→ SUPPLIED ENTRIES
+---+

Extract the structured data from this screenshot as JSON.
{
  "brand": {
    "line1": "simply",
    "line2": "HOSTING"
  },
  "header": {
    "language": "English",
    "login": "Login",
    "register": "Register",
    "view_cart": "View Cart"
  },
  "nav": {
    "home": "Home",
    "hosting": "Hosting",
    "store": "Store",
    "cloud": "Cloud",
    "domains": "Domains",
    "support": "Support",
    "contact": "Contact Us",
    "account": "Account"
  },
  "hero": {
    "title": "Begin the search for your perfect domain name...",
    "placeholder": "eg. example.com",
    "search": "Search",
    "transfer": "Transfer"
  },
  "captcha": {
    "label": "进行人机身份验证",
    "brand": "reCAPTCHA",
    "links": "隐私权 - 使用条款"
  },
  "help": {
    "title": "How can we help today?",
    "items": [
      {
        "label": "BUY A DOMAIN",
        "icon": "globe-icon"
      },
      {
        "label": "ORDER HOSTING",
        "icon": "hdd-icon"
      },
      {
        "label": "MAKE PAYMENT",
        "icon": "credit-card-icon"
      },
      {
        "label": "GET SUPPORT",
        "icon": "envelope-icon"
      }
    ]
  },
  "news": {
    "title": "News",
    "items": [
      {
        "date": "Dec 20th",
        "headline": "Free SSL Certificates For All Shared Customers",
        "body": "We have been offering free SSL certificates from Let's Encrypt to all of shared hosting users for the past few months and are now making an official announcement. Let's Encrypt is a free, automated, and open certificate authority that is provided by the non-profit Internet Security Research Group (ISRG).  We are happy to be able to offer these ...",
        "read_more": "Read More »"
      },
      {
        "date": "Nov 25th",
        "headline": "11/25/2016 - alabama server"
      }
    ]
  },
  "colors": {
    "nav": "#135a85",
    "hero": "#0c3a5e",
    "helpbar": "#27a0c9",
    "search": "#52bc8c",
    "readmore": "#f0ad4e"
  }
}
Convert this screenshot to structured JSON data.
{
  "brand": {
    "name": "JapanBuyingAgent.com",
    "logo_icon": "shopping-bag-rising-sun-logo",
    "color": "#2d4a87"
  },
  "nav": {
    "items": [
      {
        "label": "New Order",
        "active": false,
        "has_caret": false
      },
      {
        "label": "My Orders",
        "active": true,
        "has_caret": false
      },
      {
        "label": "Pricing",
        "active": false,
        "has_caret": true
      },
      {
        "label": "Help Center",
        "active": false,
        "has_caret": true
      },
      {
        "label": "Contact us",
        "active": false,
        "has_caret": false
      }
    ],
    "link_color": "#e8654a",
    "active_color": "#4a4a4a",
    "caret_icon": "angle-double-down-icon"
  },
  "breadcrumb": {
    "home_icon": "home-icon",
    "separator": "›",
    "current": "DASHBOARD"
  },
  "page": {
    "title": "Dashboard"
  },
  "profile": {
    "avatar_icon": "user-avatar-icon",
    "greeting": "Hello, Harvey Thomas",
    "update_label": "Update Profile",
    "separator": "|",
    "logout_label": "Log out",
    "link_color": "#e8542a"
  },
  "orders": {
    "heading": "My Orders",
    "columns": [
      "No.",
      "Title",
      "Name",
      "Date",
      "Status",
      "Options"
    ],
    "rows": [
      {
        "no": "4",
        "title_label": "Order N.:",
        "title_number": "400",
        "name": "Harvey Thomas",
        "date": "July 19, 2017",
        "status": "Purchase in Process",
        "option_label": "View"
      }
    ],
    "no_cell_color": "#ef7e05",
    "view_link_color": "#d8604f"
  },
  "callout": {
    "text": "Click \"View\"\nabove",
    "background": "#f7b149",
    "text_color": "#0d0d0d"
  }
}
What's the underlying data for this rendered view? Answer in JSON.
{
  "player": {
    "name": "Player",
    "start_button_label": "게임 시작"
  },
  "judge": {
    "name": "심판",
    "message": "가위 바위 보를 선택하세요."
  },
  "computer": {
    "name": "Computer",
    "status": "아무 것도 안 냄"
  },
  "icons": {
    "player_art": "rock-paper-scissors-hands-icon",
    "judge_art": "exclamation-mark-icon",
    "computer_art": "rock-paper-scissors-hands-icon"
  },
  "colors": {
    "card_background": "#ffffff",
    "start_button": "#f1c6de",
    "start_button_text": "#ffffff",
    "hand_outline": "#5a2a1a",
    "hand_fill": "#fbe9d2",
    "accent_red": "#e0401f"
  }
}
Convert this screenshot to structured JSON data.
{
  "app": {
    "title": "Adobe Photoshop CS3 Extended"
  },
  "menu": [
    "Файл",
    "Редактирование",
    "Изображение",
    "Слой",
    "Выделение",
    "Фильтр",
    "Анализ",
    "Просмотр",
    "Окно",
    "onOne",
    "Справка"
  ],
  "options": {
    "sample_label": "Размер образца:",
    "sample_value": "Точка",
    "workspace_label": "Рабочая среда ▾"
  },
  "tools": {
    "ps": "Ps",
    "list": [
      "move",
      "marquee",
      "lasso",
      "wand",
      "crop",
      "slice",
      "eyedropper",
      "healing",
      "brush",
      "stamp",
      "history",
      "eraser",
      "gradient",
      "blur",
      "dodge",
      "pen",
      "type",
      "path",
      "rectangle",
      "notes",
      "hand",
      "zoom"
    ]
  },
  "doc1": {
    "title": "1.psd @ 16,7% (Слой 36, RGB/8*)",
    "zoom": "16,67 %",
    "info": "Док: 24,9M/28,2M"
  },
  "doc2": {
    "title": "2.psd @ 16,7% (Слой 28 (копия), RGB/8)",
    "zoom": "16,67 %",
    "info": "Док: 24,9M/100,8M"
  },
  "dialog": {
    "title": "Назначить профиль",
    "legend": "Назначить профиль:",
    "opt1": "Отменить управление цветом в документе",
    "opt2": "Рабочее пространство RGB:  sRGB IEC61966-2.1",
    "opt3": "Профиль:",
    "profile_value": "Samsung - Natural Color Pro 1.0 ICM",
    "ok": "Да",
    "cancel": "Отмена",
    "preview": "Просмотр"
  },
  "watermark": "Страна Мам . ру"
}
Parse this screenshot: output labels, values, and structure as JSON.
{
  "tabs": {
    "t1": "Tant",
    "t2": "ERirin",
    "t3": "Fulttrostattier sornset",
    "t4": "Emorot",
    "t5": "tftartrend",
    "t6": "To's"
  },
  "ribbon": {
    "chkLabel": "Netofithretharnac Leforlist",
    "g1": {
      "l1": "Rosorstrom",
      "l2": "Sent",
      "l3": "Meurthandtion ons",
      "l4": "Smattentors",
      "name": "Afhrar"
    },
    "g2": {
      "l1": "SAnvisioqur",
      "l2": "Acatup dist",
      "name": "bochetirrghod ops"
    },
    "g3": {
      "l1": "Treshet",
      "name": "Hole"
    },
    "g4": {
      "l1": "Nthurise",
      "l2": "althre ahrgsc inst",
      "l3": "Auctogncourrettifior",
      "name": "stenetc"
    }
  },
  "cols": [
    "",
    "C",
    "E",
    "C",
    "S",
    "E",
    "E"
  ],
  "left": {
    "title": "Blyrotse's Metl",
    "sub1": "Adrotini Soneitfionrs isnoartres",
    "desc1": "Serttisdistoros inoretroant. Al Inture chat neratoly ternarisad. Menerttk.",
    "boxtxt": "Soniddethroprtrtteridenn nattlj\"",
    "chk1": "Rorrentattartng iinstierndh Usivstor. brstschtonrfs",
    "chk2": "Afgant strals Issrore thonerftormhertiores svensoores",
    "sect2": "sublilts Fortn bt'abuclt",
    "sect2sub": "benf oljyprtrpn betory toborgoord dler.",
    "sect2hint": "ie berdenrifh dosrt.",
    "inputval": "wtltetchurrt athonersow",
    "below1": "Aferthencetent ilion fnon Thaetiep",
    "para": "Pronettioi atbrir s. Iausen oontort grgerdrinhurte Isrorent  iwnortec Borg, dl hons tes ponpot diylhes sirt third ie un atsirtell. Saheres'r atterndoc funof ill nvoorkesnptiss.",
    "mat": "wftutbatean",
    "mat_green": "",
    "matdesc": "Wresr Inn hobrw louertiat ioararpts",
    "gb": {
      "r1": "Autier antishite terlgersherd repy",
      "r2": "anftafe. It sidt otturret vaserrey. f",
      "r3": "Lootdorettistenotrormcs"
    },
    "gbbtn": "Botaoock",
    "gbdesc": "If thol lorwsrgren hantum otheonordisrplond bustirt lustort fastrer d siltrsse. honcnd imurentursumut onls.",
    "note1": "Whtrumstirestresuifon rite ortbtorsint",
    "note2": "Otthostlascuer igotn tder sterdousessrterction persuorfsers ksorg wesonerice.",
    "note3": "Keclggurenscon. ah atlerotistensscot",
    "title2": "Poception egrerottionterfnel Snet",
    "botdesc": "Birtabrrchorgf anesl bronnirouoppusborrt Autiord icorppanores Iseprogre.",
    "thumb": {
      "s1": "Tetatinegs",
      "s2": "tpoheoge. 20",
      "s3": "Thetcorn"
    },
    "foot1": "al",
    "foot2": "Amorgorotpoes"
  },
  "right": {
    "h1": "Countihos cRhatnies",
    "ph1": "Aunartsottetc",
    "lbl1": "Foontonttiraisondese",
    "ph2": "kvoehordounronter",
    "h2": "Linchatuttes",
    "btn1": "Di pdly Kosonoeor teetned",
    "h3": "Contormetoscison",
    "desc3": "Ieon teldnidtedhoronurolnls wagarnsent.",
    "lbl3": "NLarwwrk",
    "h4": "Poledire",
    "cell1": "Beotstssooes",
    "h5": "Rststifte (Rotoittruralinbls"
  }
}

+---+

→ WHAT IS ASKED
Locate all lines in the listing above with the word "data". Copy them.

→ SOLUTION
Extract the structured data from this screenshot as JSON.
Convert this screenshot to structured JSON data.
What's the underlying data for this rendered view? Answer in JSON.
Convert this screenshot to structured JSON data.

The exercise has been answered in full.